## YOUR TASK
Locate the string "Костылиха" in the records below. Copy every line where it occurs.

## DATA PROVIDED
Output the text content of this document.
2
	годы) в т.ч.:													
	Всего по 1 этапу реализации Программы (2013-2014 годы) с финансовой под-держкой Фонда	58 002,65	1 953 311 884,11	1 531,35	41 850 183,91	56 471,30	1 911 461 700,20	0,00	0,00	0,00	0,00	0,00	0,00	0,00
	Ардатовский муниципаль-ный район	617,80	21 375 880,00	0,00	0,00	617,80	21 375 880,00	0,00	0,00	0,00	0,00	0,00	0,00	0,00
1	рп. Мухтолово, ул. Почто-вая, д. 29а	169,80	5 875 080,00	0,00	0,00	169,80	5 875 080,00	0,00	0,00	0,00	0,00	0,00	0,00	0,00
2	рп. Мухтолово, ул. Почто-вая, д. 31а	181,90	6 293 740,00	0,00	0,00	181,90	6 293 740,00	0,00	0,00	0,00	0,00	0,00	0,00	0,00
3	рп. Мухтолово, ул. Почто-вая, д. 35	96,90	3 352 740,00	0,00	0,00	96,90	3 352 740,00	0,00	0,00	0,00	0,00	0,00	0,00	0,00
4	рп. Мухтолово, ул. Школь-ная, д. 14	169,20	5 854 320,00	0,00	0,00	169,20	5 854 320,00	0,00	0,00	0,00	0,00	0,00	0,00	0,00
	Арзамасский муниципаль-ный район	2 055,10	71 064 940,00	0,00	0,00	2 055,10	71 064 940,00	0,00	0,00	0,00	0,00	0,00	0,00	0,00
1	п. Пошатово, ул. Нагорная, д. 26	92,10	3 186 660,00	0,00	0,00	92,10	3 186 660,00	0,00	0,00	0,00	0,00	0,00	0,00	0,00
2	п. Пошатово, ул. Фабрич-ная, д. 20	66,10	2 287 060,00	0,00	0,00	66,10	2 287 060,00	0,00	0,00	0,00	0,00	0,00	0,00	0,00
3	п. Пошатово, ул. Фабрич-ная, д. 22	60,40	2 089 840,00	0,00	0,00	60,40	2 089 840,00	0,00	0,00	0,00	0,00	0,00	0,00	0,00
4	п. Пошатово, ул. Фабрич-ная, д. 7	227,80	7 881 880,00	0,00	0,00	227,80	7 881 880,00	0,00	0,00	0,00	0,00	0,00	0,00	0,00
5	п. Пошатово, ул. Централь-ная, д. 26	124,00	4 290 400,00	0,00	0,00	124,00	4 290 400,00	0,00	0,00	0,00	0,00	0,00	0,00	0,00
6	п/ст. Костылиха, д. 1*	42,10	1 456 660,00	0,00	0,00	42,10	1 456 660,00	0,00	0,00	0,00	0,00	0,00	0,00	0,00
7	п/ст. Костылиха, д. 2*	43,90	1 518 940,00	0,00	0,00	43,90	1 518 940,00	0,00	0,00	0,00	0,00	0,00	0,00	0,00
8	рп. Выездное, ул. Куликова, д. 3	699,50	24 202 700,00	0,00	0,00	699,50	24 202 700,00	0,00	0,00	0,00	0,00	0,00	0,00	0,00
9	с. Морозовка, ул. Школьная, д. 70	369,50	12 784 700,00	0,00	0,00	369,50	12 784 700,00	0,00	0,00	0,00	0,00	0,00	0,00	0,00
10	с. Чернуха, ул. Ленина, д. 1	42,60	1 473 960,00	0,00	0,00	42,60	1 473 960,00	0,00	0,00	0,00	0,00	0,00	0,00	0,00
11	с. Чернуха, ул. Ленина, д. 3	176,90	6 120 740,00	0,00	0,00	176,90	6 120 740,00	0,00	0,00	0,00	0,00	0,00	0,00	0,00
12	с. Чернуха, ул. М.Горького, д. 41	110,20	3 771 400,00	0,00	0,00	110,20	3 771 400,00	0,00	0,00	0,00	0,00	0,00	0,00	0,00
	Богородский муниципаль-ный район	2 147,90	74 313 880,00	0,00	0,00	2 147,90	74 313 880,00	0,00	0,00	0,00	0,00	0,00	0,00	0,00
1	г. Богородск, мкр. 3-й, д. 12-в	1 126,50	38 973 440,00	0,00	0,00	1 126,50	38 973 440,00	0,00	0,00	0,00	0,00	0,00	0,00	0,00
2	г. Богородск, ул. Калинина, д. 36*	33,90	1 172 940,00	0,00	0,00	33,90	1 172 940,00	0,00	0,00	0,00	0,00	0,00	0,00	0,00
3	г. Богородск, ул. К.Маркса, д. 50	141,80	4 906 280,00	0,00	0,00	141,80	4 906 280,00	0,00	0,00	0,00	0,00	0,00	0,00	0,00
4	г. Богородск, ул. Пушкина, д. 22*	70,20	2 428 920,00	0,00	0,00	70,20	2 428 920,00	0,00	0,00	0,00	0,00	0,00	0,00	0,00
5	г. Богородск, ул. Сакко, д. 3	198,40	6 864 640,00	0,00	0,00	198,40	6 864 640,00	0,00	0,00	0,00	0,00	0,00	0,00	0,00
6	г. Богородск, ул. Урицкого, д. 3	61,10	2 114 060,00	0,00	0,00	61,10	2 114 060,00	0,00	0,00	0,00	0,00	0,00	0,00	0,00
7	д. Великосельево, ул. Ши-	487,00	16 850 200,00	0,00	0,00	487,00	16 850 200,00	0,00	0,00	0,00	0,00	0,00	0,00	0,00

## FINISHED TASK
6	п/ст. Костылиха, д. 1*	42,10	1 456 660,00	0,00	0,00	42,10	1 456 660,00	0,00	0,00	0,00	0,00	0,00	0,00	0,00
7	п/ст. Костылиха, д. 2*	43,90	1 518 940,00	0,00	0,00	43,90	1 518 940,00	0,00	0,00	0,00	0,00	0,00	0,00	0,00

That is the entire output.